## EXERCISE
Using the records below, locate all lines containing "ffffff" and return them.

Chart and figure data
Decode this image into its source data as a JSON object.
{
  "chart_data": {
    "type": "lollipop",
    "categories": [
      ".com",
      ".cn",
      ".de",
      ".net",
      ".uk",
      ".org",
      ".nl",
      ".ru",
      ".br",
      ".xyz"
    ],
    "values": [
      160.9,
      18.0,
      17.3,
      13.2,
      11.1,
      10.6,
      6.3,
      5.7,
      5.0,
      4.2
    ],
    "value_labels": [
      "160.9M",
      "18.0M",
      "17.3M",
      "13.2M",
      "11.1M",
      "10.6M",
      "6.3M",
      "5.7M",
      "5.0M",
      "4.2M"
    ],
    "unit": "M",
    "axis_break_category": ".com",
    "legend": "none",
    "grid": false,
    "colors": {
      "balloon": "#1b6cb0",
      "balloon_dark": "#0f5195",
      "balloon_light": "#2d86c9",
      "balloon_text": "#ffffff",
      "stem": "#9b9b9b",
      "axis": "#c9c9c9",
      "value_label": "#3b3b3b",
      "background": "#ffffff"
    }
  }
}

## SOLUTION TO THE EXERCISE
      "balloon_text": "#ffffff",
      "background": "#ffffff"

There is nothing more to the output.